EXERCISE REQUIREMENTS:
Set each record down exactly, excluding all images.

Figure contents as structured data:
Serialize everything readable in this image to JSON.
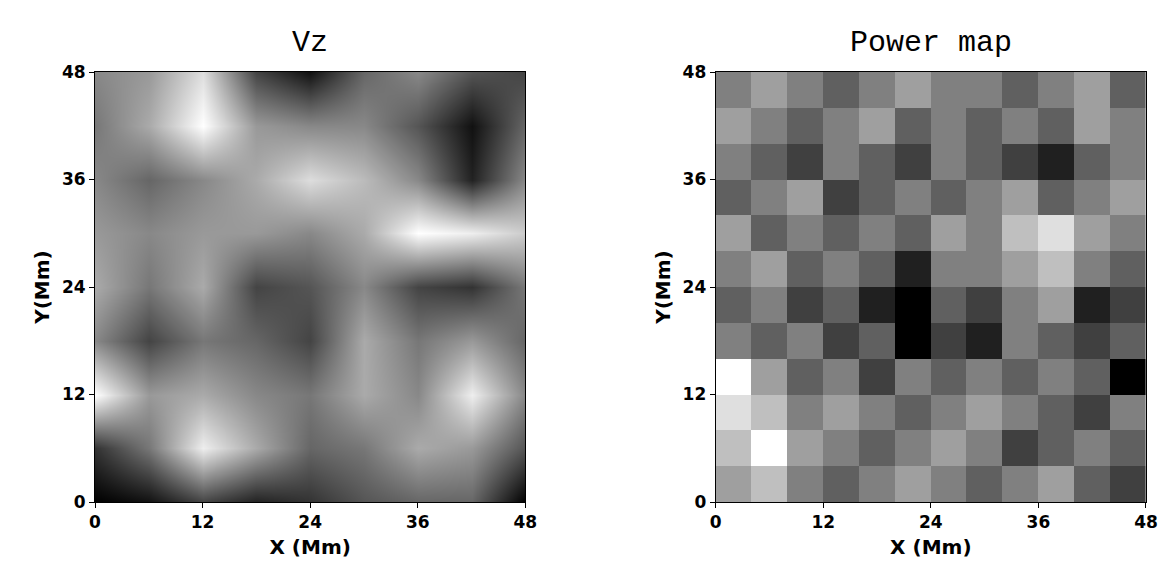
{
  "chart_data": [
    {
      "type": "heatmap",
      "title": "Vz",
      "xlabel": "X (Mm)",
      "ylabel": "Y(Mm)",
      "x": [
        0,
        6,
        12,
        18,
        24,
        30,
        36,
        42,
        48
      ],
      "y": [
        0,
        6,
        12,
        18,
        24,
        30,
        36,
        42,
        48
      ],
      "z": [
        [
          0.1,
          0.15,
          0.3,
          0.2,
          0.25,
          0.35,
          0.4,
          0.4,
          0.1
        ],
        [
          0.25,
          0.45,
          0.8,
          0.6,
          0.4,
          0.45,
          0.6,
          0.55,
          0.35
        ],
        [
          0.85,
          0.55,
          0.6,
          0.5,
          0.45,
          0.6,
          0.5,
          0.8,
          0.5
        ],
        [
          0.5,
          0.3,
          0.45,
          0.4,
          0.3,
          0.6,
          0.45,
          0.55,
          0.4
        ],
        [
          0.6,
          0.45,
          0.6,
          0.3,
          0.35,
          0.5,
          0.3,
          0.25,
          0.45
        ],
        [
          0.55,
          0.5,
          0.55,
          0.55,
          0.5,
          0.6,
          0.85,
          0.8,
          0.7
        ],
        [
          0.5,
          0.4,
          0.5,
          0.6,
          0.75,
          0.65,
          0.5,
          0.2,
          0.5
        ],
        [
          0.45,
          0.6,
          0.85,
          0.55,
          0.5,
          0.5,
          0.35,
          0.15,
          0.4
        ],
        [
          0.5,
          0.55,
          0.75,
          0.3,
          0.15,
          0.4,
          0.5,
          0.35,
          0.3
        ]
      ],
      "xlim": [
        0,
        48
      ],
      "ylim": [
        0,
        48
      ],
      "xticks": [
        0,
        12,
        24,
        36,
        48
      ],
      "yticks": [
        0,
        12,
        24,
        36,
        48
      ],
      "grid": false
    },
    {
      "type": "heatmap",
      "title": "Power map",
      "xlabel": "X (Mm)",
      "ylabel": "Y(Mm)",
      "x": [
        2,
        6,
        10,
        14,
        18,
        22,
        26,
        30,
        34,
        38,
        42,
        46
      ],
      "y": [
        2,
        6,
        10,
        14,
        18,
        22,
        26,
        30,
        34,
        38,
        42,
        46
      ],
      "z": [
        [
          0.55,
          0.6,
          0.5,
          0.45,
          0.5,
          0.55,
          0.5,
          0.45,
          0.5,
          0.55,
          0.45,
          0.4
        ],
        [
          0.6,
          0.7,
          0.55,
          0.5,
          0.45,
          0.5,
          0.55,
          0.5,
          0.4,
          0.45,
          0.5,
          0.45
        ],
        [
          0.65,
          0.6,
          0.5,
          0.55,
          0.5,
          0.45,
          0.5,
          0.55,
          0.5,
          0.45,
          0.4,
          0.5
        ],
        [
          0.7,
          0.55,
          0.45,
          0.5,
          0.4,
          0.5,
          0.45,
          0.5,
          0.45,
          0.5,
          0.45,
          0.3
        ],
        [
          0.5,
          0.45,
          0.5,
          0.4,
          0.45,
          0.3,
          0.4,
          0.35,
          0.5,
          0.45,
          0.4,
          0.45
        ],
        [
          0.45,
          0.5,
          0.4,
          0.45,
          0.35,
          0.3,
          0.45,
          0.4,
          0.5,
          0.55,
          0.35,
          0.4
        ],
        [
          0.5,
          0.55,
          0.45,
          0.5,
          0.45,
          0.35,
          0.5,
          0.5,
          0.55,
          0.6,
          0.5,
          0.45
        ],
        [
          0.55,
          0.45,
          0.5,
          0.45,
          0.5,
          0.45,
          0.55,
          0.5,
          0.6,
          0.65,
          0.55,
          0.5
        ],
        [
          0.45,
          0.5,
          0.55,
          0.4,
          0.45,
          0.5,
          0.45,
          0.5,
          0.55,
          0.45,
          0.5,
          0.55
        ],
        [
          0.5,
          0.45,
          0.4,
          0.5,
          0.45,
          0.4,
          0.5,
          0.45,
          0.4,
          0.35,
          0.45,
          0.5
        ],
        [
          0.55,
          0.5,
          0.45,
          0.5,
          0.55,
          0.45,
          0.5,
          0.45,
          0.5,
          0.45,
          0.55,
          0.5
        ],
        [
          0.5,
          0.55,
          0.5,
          0.45,
          0.5,
          0.55,
          0.5,
          0.5,
          0.45,
          0.5,
          0.55,
          0.45
        ]
      ],
      "xlim": [
        0,
        48
      ],
      "ylim": [
        0,
        48
      ],
      "xticks": [
        0,
        12,
        24,
        36,
        48
      ],
      "yticks": [
        0,
        12,
        24,
        36,
        48
      ],
      "grid": false
    }
  ]
}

PROBLEM SOLUTION:
Serialize everything readable in this image to JSON.
{
  "chart_data": [
    {
      "type": "heatmap",
      "title": "Vz",
      "xlabel": "X (Mm)",
      "ylabel": "Y(Mm)",
      "x": [
        0,
        6,
        12,
        18,
        24,
        30,
        36,
        42,
        48
      ],
      "y": [
        0,
        6,
        12,
        18,
        24,
        30,
        36,
        42,
        48
      ],
      "z": [
        [
          0.1,
          0.15,
          0.3,
          0.2,
          0.25,
          0.35,
          0.4,
          0.4,
          0.1
        ],
        [
          0.25,
          0.45,
          0.8,
          0.6,
          0.4,
          0.45,
          0.6,
          0.55,
          0.35
        ],
        [
          0.85,
          0.55,
          0.6,
          0.5,
          0.45,
          0.6,
          0.5,
          0.8,
          0.5
        ],
        [
          0.5,
          0.3,
          0.45,
          0.4,
          0.3,
          0.6,
          0.45,
          0.55,
          0.4
        ],
        [
          0.6,
          0.45,
          0.6,
          0.3,
          0.35,
          0.5,
          0.3,
          0.25,
          0.45
        ],
        [
          0.55,
          0.5,
          0.55,
          0.55,
          0.5,
          0.6,
          0.85,
          0.8,
          0.7
        ],
        [
          0.5,
          0.4,
          0.5,
          0.6,
          0.75,
          0.65,
          0.5,
          0.2,
          0.5
        ],
        [
          0.45,
          0.6,
          0.85,
          0.55,
          0.5,
          0.5,
          0.35,
          0.15,
          0.4
        ],
        [
          0.5,
          0.55,
          0.75,
          0.3,
          0.15,
          0.4,
          0.5,
          0.35,
          0.3
        ]
      ],
      "xlim": [
        0,
        48
      ],
      "ylim": [
        0,
        48
      ],
      "xticks": [
        0,
        12,
        24,
        36,
        48
      ],
      "yticks": [
        0,
        12,
        24,
        36,
        48
      ],
      "grid": false
    },
    {
      "type": "heatmap",
      "title": "Power map",
      "xlabel": "X (Mm)",
      "ylabel": "Y(Mm)",
      "x": [
        2,
        6,
        10,
        14,
        18,
        22,
        26,
        30,
        34,
        38,
        42,
        46
      ],
      "y": [
        2,
        6,
        10,
        14,
        18,
        22,
        26,
        30,
        34,
        38,
        42,
        46
      ],
      "z": [
        [
          0.55,
          0.6,
          0.5,
          0.45,
          0.5,
          0.55,
          0.5,
          0.45,
          0.5,
          0.55,
          0.45,
          0.4
        ],
        [
          0.6,
          0.7,
          0.55,
          0.5,
          0.45,
          0.5,
          0.55,
          0.5,
          0.4,
          0.45,
          0.5,
          0.45
        ],
        [
          0.65,
          0.6,
          0.5,
          0.55,
          0.5,
          0.45,
          0.5,
          0.55,
          0.5,
          0.45,
          0.4,
          0.5
        ],
        [
          0.7,
          0.55,
          0.45,
          0.5,
          0.4,
          0.5,
          0.45,
          0.5,
          0.45,
          0.5,
          0.45,
          0.3
        ],
        [
          0.5,
          0.45,
          0.5,
          0.4,
          0.45,
          0.3,
          0.4,
          0.35,
          0.5,
          0.45,
          0.4,
          0.45
        ],
        [
          0.45,
          0.5,
          0.4,
          0.45,
          0.35,
          0.3,
          0.45,
          0.4,
          0.5,
          0.55,
          0.35,
          0.4
        ],
        [
          0.5,
          0.55,
          0.45,
          0.5,
          0.45,
          0.35,
          0.5,
          0.5,
          0.55,
          0.6,
          0.5,
          0.45
        ],
        [
          0.55,
          0.45,
          0.5,
          0.45,
          0.5,
          0.45,
          0.55,
          0.5,
          0.6,
          0.65,
          0.55,
          0.5
        ],
        [
          0.45,
          0.5,
          0.55,
          0.4,
          0.45,
          0.5,
          0.45,
          0.5,
          0.55,
          0.45,
          0.5,
          0.55
        ],
        [
          0.5,
          0.45,
          0.4,
          0.5,
          0.45,
          0.4,
          0.5,
          0.45,
          0.4,
          0.35,
          0.45,
          0.5
        ],
        [
          0.55,
          0.5,
          0.45,
          0.5,
          0.55,
          0.45,
          0.5,
          0.45,
          0.5,
          0.45,
          0.55,
          0.5
        ],
        [
          0.5,
          0.55,
          0.5,
          0.45,
          0.5,
          0.55,
          0.5,
          0.5,
          0.45,
          0.5,
          0.55,
          0.45
        ]
      ],
      "xlim": [
        0,
        48
      ],
      "ylim": [
        0,
        48
      ],
      "xticks": [
        0,
        12,
        24,
        36,
        48
      ],
      "yticks": [
        0,
        12,
        24,
        36,
        48
      ],
      "grid": false
    }
  ]
}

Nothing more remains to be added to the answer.